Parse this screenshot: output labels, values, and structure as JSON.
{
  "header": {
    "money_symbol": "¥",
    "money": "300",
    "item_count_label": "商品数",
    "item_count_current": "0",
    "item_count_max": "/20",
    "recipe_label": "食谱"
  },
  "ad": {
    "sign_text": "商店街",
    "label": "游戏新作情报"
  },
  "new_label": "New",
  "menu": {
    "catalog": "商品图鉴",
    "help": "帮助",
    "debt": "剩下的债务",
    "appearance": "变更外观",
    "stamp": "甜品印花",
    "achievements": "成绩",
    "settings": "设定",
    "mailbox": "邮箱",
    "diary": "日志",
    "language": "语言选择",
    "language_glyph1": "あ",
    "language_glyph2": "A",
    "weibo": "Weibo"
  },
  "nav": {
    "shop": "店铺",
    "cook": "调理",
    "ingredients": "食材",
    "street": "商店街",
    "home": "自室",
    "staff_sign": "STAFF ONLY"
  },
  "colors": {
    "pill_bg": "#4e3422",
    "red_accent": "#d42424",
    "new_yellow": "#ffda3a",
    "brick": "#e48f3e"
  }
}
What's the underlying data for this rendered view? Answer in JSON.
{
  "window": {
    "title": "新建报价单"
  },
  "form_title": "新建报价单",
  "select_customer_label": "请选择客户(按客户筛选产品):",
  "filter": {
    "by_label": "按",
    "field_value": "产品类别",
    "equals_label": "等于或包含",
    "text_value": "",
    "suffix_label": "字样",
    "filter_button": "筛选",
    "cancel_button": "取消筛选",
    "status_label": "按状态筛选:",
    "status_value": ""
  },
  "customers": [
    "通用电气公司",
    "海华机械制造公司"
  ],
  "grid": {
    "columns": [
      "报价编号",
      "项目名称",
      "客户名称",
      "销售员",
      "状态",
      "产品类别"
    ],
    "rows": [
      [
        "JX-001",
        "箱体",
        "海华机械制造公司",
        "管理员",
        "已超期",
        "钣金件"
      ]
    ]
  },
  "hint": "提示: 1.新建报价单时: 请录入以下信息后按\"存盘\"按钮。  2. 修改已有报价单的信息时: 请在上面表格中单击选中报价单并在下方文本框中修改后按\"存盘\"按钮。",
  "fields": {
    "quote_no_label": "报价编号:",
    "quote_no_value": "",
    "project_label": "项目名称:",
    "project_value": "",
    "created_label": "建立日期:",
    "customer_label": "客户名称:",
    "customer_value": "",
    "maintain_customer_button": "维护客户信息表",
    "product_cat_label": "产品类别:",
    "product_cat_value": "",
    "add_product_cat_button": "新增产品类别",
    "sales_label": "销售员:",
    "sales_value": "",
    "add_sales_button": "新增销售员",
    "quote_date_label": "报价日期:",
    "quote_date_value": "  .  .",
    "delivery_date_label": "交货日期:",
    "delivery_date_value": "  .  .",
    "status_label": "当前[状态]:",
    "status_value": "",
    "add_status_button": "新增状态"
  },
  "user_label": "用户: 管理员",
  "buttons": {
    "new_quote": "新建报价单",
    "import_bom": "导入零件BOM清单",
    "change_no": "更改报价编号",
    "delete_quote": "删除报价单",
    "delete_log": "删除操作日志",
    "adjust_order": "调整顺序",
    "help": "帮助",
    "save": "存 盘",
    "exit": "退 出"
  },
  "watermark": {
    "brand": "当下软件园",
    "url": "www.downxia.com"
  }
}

» DIRECTIONS
Copy each record from above without leaving any out.

» CORRECT OUTPUT
Parse this screenshot: output labels, values, and structure as JSON.
{
  "header": {
    "money_symbol": "¥",
    "money": "300",
    "item_count_label": "商品数",
    "item_count_current": "0",
    "item_count_max": "/20",
    "recipe_label": "食谱"
  },
  "ad": {
    "sign_text": "商店街",
    "label": "游戏新作情报"
  },
  "new_label": "New",
  "menu": {
    "catalog": "商品图鉴",
    "help": "帮助",
    "debt": "剩下的债务",
    "appearance": "变更外观",
    "stamp": "甜品印花",
    "achievements": "成绩",
    "settings": "设定",
    "mailbox": "邮箱",
    "diary": "日志",
    "language": "语言选择",
    "language_glyph1": "あ",
    "language_glyph2": "A",
    "weibo": "Weibo"
  },
  "nav": {
    "shop": "店铺",
    "cook": "调理",
    "ingredients": "食材",
    "street": "商店街",
    "home": "自室",
    "staff_sign": "STAFF ONLY"
  },
  "colors": {
    "pill_bg": "#4e3422",
    "red_accent": "#d42424",
    "new_yellow": "#ffda3a",
    "brick": "#e48f3e"
  }
}
What's the underlying data for this rendered view? Answer in JSON.
{
  "window": {
    "title": "新建报价单"
  },
  "form_title": "新建报价单",
  "select_customer_label": "请选择客户(按客户筛选产品):",
  "filter": {
    "by_label": "按",
    "field_value": "产品类别",
    "equals_label": "等于或包含",
    "text_value": "",
    "suffix_label": "字样",
    "filter_button": "筛选",
    "cancel_button": "取消筛选",
    "status_label": "按状态筛选:",
    "status_value": ""
  },
  "customers": [
    "通用电气公司",
    "海华机械制造公司"
  ],
  "grid": {
    "columns": [
      "报价编号",
      "项目名称",
      "客户名称",
      "销售员",
      "状态",
      "产品类别"
    ],
    "rows": [
      [
        "JX-001",
        "箱体",
        "海华机械制造公司",
        "管理员",
        "已超期",
        "钣金件"
      ]
    ]
  },
  "hint": "提示: 1.新建报价单时: 请录入以下信息后按\"存盘\"按钮。  2. 修改已有报价单的信息时: 请在上面表格中单击选中报价单并在下方文本框中修改后按\"存盘\"按钮。",
  "fields": {
    "quote_no_label": "报价编号:",
    "quote_no_value": "",
    "project_label": "项目名称:",
    "project_value": "",
    "created_label": "建立日期:",
    "customer_label": "客户名称:",
    "customer_value": "",
    "maintain_customer_button": "维护客户信息表",
    "product_cat_label": "产品类别:",
    "product_cat_value": "",
    "add_product_cat_button": "新增产品类别",
    "sales_label": "销售员:",
    "sales_value": "",
    "add_sales_button": "新增销售员",
    "quote_date_label": "报价日期:",
    "quote_date_value": "  .  .",
    "delivery_date_label": "交货日期:",
    "delivery_date_value": "  .  .",
    "status_label": "当前[状态]:",
    "status_value": "",
    "add_status_button": "新增状态"
  },
  "user_label": "用户: 管理员",
  "buttons": {
    "new_quote": "新建报价单",
    "import_bom": "导入零件BOM清单",
    "change_no": "更改报价编号",
    "delete_quote": "删除报价单",
    "delete_log": "删除操作日志",
    "adjust_order": "调整顺序",
    "help": "帮助",
    "save": "存 盘",
    "exit": "退 出"
  },
  "watermark": {
    "brand": "当下软件园",
    "url": "www.downxia.com"
  }
}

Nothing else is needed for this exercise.